» **WHAT YOU ARE ASKED TO DO**: Leave out the pictures and copy everything else below exactly.

» **STORED RECORDS**:
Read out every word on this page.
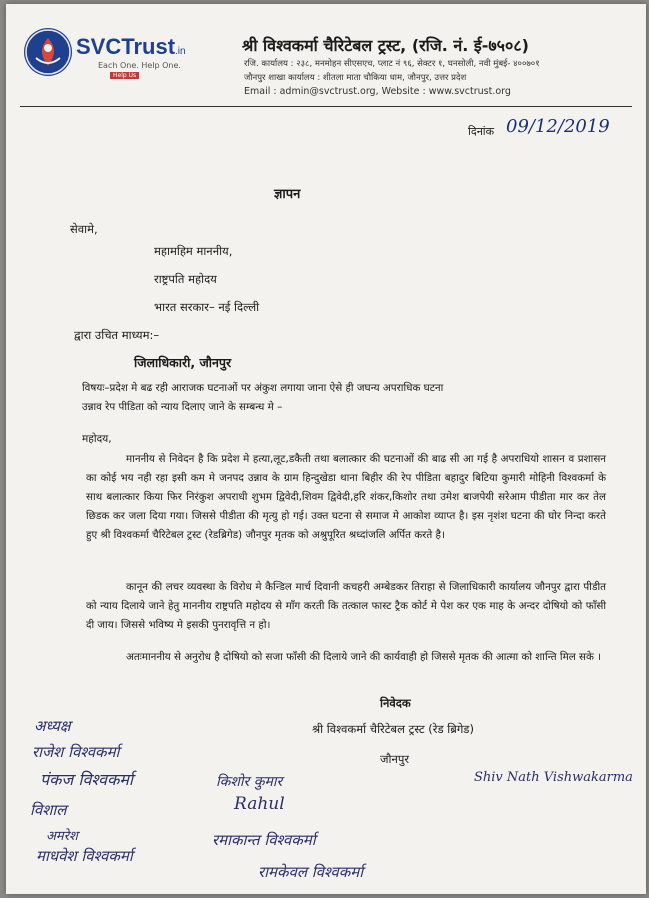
SVCTrust.in
Each One. Help One.
Help Us
श्री विश्वकर्मा चैरिटेबल ट्रस्ट, (रजि. नं. ई-७५०८)
रजि. कार्यालय : २३८, मनमोहन सीएसएच, प्लाट नं ९६, सेक्टर १, घनसोली, नवी मुंबई- ४००७०१
जौनपुर शाखा कार्यालय : शीतला माता चौकिया धाम, जौनपुर, उत्तर प्रदेश
Email : admin@svctrust.org, Website : www.svctrust.org
दिनांक 09/12/2019
ज्ञापन
सेवामे,
महामहिम माननीय,
राष्ट्रपति महोदय
भारत सरकार– नई दिल्ली
द्वारा उचित माध्यम:–
जिलाधिकारी, जौनपुर
विषयः–प्रदेश मे बढ रही आराजक घटनाओं पर अंकुश लगाया जाना ऐसे ही जघन्य अपराधिक घटना
उन्नाव रेप पीडिता को न्याय दिलाए जाने के सम्बन्ध मे –
महोदय,
माननीय से निवेदन है कि प्रदेश मे हत्या,लूट,डकैती तथा बलात्कार की घटनाओं की बाढ सी आ गई है अपराधियो शासन व प्रशासन का कोई भय नही रहा इसी कम मे जनपद उन्नाव के ग्राम हिन्दुखेडा थाना बिहीर की रेप पीडिता बहादुर बिटिया कुमारी मोहिनी विश्वकर्मा के साथ बलात्कार किया फिर निरंकुश अपराधी शुभम द्विवेदी,शिवम द्विवेदी,हरि शंकर,किशोर तथा उमेश बाजपेयी सरेआम पीडीता मार कर तेल छिडक कर जला दिया गया। जिससे पीडीता की मृत्यु हो गई। उक्त घटना से समाज मे आकोश व्याप्त है। इस नृशंश घटना की घोर निन्दा करते हुए श्री विश्वकर्मा चैरिटेबल ट्रस्ट (रेडब्रिगेड) जौनपुर मृतक को अश्रुपूरित श्रध्दांजलि अर्पित करते है।
कानून की लचर व्यवस्था के विरोध मे कैन्डिल मार्च दिवानी कचहरी अम्बेडकर तिराहा से जिलाधिकारी कार्यालय जौनपुर द्वारा पीडीत को न्याय दिलाये जाने हेतु माननीय राष्ट्रपति महोदय से माँग करती कि तत्काल फास्ट ट्रैक कोर्ट मे पेश कर एक माह के अन्दर दोषियो को फाँसी दी जाय। जिससे भविष्य मे इसकी पुनरावृत्ति न हो।
अतःमाननीय से अनुरोध है दोषियो को सजा फाँसी की दिलाये जाने की कार्यवाही हो जिससे मृतक की आत्मा को शान्ति मिल सके ।
निवेदक
श्री विश्वकर्मा चैरिटेबल ट्रस्ट (रेड ब्रिगेड)
जौनपुर
अध्यक्ष
राजेश विश्वकर्मा
पंकज विश्वकर्मा
विशाल
किशोर कुमार
Rahul
Shiv Nath Vishwakarma
अमरेश
माधवेश विश्वकर्मा
रमाकान्त विश्वकर्मा
रामकेवल विश्वकर्मा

» **WORKED ANSWER**:
Read out every word on this page.
SVCTrust.in
Each One. Help One.
Help Us
श्री विश्वकर्मा चैरिटेबल ट्रस्ट, (रजि. नं. ई-७५०८)
रजि. कार्यालय : २३८, मनमोहन सीएसएच, प्लाट नं ९६, सेक्टर १, घनसोली, नवी मुंबई- ४००७०१
जौनपुर शाखा कार्यालय : शीतला माता चौकिया धाम, जौनपुर, उत्तर प्रदेश
Email : admin@svctrust.org, Website : www.svctrust.org
दिनांक 09/12/2019
ज्ञापन
सेवामे,
महामहिम माननीय,
राष्ट्रपति महोदय
भारत सरकार– नई दिल्ली
द्वारा उचित माध्यम:–
जिलाधिकारी, जौनपुर
विषयः–प्रदेश मे बढ रही आराजक घटनाओं पर अंकुश लगाया जाना ऐसे ही जघन्य अपराधिक घटना
उन्नाव रेप पीडिता को न्याय दिलाए जाने के सम्बन्ध मे –
महोदय,
माननीय से निवेदन है कि प्रदेश मे हत्या,लूट,डकैती तथा बलात्कार की घटनाओं की बाढ सी आ गई है अपराधियो शासन व प्रशासन का कोई भय नही रहा इसी कम मे जनपद उन्नाव के ग्राम हिन्दुखेडा थाना बिहीर की रेप पीडिता बहादुर बिटिया कुमारी मोहिनी विश्वकर्मा के साथ बलात्कार किया फिर निरंकुश अपराधी शुभम द्विवेदी,शिवम द्विवेदी,हरि शंकर,किशोर तथा उमेश बाजपेयी सरेआम पीडीता मार कर तेल छिडक कर जला दिया गया। जिससे पीडीता की मृत्यु हो गई। उक्त घटना से समाज मे आकोश व्याप्त है। इस नृशंश घटना की घोर निन्दा करते हुए श्री विश्वकर्मा चैरिटेबल ट्रस्ट (रेडब्रिगेड) जौनपुर मृतक को अश्रुपूरित श्रध्दांजलि अर्पित करते है।
कानून की लचर व्यवस्था के विरोध मे कैन्डिल मार्च दिवानी कचहरी अम्बेडकर तिराहा से जिलाधिकारी कार्यालय जौनपुर द्वारा पीडीत को न्याय दिलाये जाने हेतु माननीय राष्ट्रपति महोदय से माँग करती कि तत्काल फास्ट ट्रैक कोर्ट मे पेश कर एक माह के अन्दर दोषियो को फाँसी दी जाय। जिससे भविष्य मे इसकी पुनरावृत्ति न हो।
अतःमाननीय से अनुरोध है दोषियो को सजा फाँसी की दिलाये जाने की कार्यवाही हो जिससे मृतक की आत्मा को शान्ति मिल सके ।
निवेदक
श्री विश्वकर्मा चैरिटेबल ट्रस्ट (रेड ब्रिगेड)
जौनपुर
अध्यक्ष
राजेश विश्वकर्मा
पंकज विश्वकर्मा
विशाल
किशोर कुमार
Rahul
Shiv Nath Vishwakarma
अमरेश
माधवेश विश्वकर्मा
रमाकान्त विश्वकर्मा
रामकेवल विश्वकर्मा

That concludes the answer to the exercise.